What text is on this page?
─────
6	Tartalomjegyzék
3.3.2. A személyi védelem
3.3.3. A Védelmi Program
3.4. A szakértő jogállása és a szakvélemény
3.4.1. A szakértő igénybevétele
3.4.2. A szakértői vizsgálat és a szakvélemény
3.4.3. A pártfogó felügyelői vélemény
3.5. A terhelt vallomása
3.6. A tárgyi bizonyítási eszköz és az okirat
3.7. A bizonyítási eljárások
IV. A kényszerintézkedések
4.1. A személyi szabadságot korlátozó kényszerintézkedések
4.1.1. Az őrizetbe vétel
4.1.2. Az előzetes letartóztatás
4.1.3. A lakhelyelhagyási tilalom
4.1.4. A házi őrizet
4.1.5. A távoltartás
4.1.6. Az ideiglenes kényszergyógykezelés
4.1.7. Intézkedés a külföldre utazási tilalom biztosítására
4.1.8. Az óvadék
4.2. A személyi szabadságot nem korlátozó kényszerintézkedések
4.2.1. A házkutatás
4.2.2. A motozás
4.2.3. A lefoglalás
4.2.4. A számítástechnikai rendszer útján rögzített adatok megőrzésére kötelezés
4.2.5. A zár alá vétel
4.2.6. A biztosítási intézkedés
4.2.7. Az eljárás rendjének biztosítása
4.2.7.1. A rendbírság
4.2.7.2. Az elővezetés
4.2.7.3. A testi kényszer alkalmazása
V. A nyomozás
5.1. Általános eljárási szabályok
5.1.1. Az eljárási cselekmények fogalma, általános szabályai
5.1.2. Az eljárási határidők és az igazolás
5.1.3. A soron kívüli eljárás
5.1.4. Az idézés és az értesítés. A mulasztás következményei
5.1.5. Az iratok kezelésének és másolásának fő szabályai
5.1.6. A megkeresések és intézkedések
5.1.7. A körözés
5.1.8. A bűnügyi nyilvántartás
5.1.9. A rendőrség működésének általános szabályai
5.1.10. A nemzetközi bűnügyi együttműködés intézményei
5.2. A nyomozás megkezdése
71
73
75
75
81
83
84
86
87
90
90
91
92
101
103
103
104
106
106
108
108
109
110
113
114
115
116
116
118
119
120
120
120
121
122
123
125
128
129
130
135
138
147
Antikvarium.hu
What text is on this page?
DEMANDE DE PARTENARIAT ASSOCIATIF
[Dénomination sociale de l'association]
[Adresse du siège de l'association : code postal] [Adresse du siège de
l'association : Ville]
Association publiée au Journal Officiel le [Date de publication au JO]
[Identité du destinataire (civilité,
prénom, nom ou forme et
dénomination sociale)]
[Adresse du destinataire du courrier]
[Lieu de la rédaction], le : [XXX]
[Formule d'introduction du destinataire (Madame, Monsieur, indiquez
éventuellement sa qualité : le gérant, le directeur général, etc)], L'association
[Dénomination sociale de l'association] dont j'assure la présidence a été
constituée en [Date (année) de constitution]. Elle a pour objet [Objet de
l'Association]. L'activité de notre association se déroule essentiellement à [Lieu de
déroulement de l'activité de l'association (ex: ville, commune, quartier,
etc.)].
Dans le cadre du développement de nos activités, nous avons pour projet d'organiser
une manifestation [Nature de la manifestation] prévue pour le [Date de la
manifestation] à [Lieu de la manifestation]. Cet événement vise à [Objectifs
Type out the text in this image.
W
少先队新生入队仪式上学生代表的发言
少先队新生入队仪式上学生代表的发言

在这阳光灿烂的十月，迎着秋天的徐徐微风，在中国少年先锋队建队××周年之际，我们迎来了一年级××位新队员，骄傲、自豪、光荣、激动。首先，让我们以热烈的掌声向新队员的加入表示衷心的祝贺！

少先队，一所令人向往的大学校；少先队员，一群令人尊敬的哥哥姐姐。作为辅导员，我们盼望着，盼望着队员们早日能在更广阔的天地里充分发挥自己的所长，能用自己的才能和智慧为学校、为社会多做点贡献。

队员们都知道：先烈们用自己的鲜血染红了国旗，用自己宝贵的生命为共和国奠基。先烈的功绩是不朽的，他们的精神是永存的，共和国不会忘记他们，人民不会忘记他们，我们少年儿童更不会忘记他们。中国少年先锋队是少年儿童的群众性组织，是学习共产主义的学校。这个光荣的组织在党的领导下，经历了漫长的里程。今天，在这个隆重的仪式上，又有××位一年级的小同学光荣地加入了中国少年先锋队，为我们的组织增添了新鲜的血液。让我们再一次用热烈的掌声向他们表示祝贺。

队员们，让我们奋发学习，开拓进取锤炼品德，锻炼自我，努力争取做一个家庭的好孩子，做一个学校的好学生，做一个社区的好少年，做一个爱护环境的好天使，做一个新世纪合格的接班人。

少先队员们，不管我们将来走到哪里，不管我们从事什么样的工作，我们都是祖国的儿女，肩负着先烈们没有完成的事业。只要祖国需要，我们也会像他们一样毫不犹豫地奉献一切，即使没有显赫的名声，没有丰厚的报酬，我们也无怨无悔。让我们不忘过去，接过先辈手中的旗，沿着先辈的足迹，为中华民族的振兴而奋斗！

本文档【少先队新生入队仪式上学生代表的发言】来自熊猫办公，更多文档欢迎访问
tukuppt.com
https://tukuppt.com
-.-.-
→ **GIVEN PROBLEM**
The entries above must be returned exactly.

→ **EXERCISE SOLUTION**
What text is on this page?
─────
6	Tartalomjegyzék
3.3.2. A személyi védelem
3.3.3. A Védelmi Program
3.4. A szakértő jogállása és a szakvélemény
3.4.1. A szakértő igénybevétele
3.4.2. A szakértői vizsgálat és a szakvélemény
3.4.3. A pártfogó felügyelői vélemény
3.5. A terhelt vallomása
3.6. A tárgyi bizonyítási eszköz és az okirat
3.7. A bizonyítási eljárások
IV. A kényszerintézkedések
4.1. A személyi szabadságot korlátozó kényszerintézkedések
4.1.1. Az őrizetbe vétel
4.1.2. Az előzetes letartóztatás
4.1.3. A lakhelyelhagyási tilalom
4.1.4. A házi őrizet
4.1.5. A távoltartás
4.1.6. Az ideiglenes kényszergyógykezelés
4.1.7. Intézkedés a külföldre utazási tilalom biztosítására
4.1.8. Az óvadék
4.2. A személyi szabadságot nem korlátozó kényszerintézkedések
4.2.1. A házkutatás
4.2.2. A motozás
4.2.3. A lefoglalás
4.2.4. A számítástechnikai rendszer útján rögzített adatok megőrzésére kötelezés
4.2.5. A zár alá vétel
4.2.6. A biztosítási intézkedés
4.2.7. Az eljárás rendjének biztosítása
4.2.7.1. A rendbírság
4.2.7.2. Az elővezetés
4.2.7.3. A testi kényszer alkalmazása
V. A nyomozás
5.1. Általános eljárási szabályok
5.1.1. Az eljárási cselekmények fogalma, általános szabályai
5.1.2. Az eljárási határidők és az igazolás
5.1.3. A soron kívüli eljárás
5.1.4. Az idézés és az értesítés. A mulasztás következményei
5.1.5. Az iratok kezelésének és másolásának fő szabályai
5.1.6. A megkeresések és intézkedések
5.1.7. A körözés
5.1.8. A bűnügyi nyilvántartás
5.1.9. A rendőrség működésének általános szabályai
5.1.10. A nemzetközi bűnügyi együttműködés intézményei
5.2. A nyomozás megkezdése
71
73
75
75
81
83
84
86
87
90
90
91
92
101
103
103
104
106
106
108
108
109
110
113
114
115
116
116
118
119
120
120
120
121
122
123
125
128
129
130
135
138
147
Antikvarium.hu
What text is on this page?
DEMANDE DE PARTENARIAT ASSOCIATIF
[Dénomination sociale de l'association]
[Adresse du siège de l'association : code postal] [Adresse du siège de
l'association : Ville]
Association publiée au Journal Officiel le [Date de publication au JO]
[Identité du destinataire (civilité,
prénom, nom ou forme et
dénomination sociale)]
[Adresse du destinataire du courrier]
[Lieu de la rédaction], le : [XXX]
[Formule d'introduction du destinataire (Madame, Monsieur, indiquez
éventuellement sa qualité : le gérant, le directeur général, etc)], L'association
[Dénomination sociale de l'association] dont j'assure la présidence a été
constituée en [Date (année) de constitution]. Elle a pour objet [Objet de
l'Association]. L'activité de notre association se déroule essentiellement à [Lieu de
déroulement de l'activité de l'association (ex: ville, commune, quartier,
etc.)].
Dans le cadre du développement de nos activités, nous avons pour projet d'organiser
une manifestation [Nature de la manifestation] prévue pour le [Date de la
manifestation] à [Lieu de la manifestation]. Cet événement vise à [Objectifs
Type out the text in this image.
W
少先队新生入队仪式上学生代表的发言
少先队新生入队仪式上学生代表的发言

在这阳光灿烂的十月，迎着秋天的徐徐微风，在中国少年先锋队建队××周年之际，我们迎来了一年级××位新队员，骄傲、自豪、光荣、激动。首先，让我们以热烈的掌声向新队员的加入表示衷心的祝贺！

少先队，一所令人向往的大学校；少先队员，一群令人尊敬的哥哥姐姐。作为辅导员，我们盼望着，盼望着队员们早日能在更广阔的天地里充分发挥自己的所长，能用自己的才能和智慧为学校、为社会多做点贡献。

队员们都知道：先烈们用自己的鲜血染红了国旗，用自己宝贵的生命为共和国奠基。先烈的功绩是不朽的，他们的精神是永存的，共和国不会忘记他们，人民不会忘记他们，我们少年儿童更不会忘记他们。中国少年先锋队是少年儿童的群众性组织，是学习共产主义的学校。这个光荣的组织在党的领导下，经历了漫长的里程。今天，在这个隆重的仪式上，又有××位一年级的小同学光荣地加入了中国少年先锋队，为我们的组织增添了新鲜的血液。让我们再一次用热烈的掌声向他们表示祝贺。

队员们，让我们奋发学习，开拓进取锤炼品德，锻炼自我，努力争取做一个家庭的好孩子，做一个学校的好学生，做一个社区的好少年，做一个爱护环境的好天使，做一个新世纪合格的接班人。

少先队员们，不管我们将来走到哪里，不管我们从事什么样的工作，我们都是祖国的儿女，肩负着先烈们没有完成的事业。只要祖国需要，我们也会像他们一样毫不犹豫地奉献一切，即使没有显赫的名声，没有丰厚的报酬，我们也无怨无悔。让我们不忘过去，接过先辈手中的旗，沿着先辈的足迹，为中华民族的振兴而奋斗！

本文档【少先队新生入队仪式上学生代表的发言】来自熊猫办公，更多文档欢迎访问
tukuppt.com
https://tukuppt.com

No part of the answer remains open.